* **TASK REQUIREMENTS**
The data below is to be returned in full and exactly.
___ DATASET CONTENT ___
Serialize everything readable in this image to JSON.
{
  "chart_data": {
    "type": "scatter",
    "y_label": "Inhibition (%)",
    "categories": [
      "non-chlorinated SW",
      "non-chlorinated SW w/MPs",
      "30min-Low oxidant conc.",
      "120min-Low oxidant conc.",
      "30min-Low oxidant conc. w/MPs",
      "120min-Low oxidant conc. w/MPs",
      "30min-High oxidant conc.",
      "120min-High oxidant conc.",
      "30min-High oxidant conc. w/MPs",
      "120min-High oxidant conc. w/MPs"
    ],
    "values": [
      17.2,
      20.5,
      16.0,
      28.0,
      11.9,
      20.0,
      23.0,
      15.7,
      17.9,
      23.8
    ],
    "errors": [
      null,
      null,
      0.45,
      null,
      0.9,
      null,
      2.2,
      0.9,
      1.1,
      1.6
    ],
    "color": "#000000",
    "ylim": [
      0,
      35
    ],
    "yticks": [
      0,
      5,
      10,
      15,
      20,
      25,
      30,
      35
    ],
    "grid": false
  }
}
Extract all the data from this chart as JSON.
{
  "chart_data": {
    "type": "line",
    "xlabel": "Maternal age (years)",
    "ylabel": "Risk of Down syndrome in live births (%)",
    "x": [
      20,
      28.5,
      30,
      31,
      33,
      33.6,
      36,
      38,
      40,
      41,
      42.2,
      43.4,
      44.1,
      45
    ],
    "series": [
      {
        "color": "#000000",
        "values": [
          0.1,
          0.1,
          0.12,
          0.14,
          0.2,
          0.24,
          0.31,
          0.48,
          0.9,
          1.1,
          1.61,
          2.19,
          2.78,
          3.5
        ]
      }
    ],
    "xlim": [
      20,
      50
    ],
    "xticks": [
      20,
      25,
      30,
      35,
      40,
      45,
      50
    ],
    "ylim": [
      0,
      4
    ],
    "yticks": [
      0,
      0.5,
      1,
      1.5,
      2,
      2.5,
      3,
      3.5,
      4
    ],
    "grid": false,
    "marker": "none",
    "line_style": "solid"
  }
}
___
* **FINAL ANSWER**
Serialize everything readable in this image to JSON.
{
  "chart_data": {
    "type": "scatter",
    "y_label": "Inhibition (%)",
    "categories": [
      "non-chlorinated SW",
      "non-chlorinated SW w/MPs",
      "30min-Low oxidant conc.",
      "120min-Low oxidant conc.",
      "30min-Low oxidant conc. w/MPs",
      "120min-Low oxidant conc. w/MPs",
      "30min-High oxidant conc.",
      "120min-High oxidant conc.",
      "30min-High oxidant conc. w/MPs",
      "120min-High oxidant conc. w/MPs"
    ],
    "values": [
      17.2,
      20.5,
      16.0,
      28.0,
      11.9,
      20.0,
      23.0,
      15.7,
      17.9,
      23.8
    ],
    "errors": [
      null,
      null,
      0.45,
      null,
      0.9,
      null,
      2.2,
      0.9,
      1.1,
      1.6
    ],
    "color": "#000000",
    "ylim": [
      0,
      35
    ],
    "yticks": [
      0,
      5,
      10,
      15,
      20,
      25,
      30,
      35
    ],
    "grid": false
  }
}
Extract all the data from this chart as JSON.
{
  "chart_data": {
    "type": "line",
    "xlabel": "Maternal age (years)",
    "ylabel": "Risk of Down syndrome in live births (%)",
    "x": [
      20,
      28.5,
      30,
      31,
      33,
      33.6,
      36,
      38,
      40,
      41,
      42.2,
      43.4,
      44.1,
      45
    ],
    "series": [
      {
        "color": "#000000",
        "values": [
          0.1,
          0.1,
          0.12,
          0.14,
          0.2,
          0.24,
          0.31,
          0.48,
          0.9,
          1.1,
          1.61,
          2.19,
          2.78,
          3.5
        ]
      }
    ],
    "xlim": [
      20,
      50
    ],
    "xticks": [
      20,
      25,
      30,
      35,
      40,
      45,
      50
    ],
    "ylim": [
      0,
      4
    ],
    "yticks": [
      0,
      0.5,
      1,
      1.5,
      2,
      2.5,
      3,
      3.5,
      4
    ],
    "grid": false,
    "marker": "none",
    "line_style": "solid"
  }
}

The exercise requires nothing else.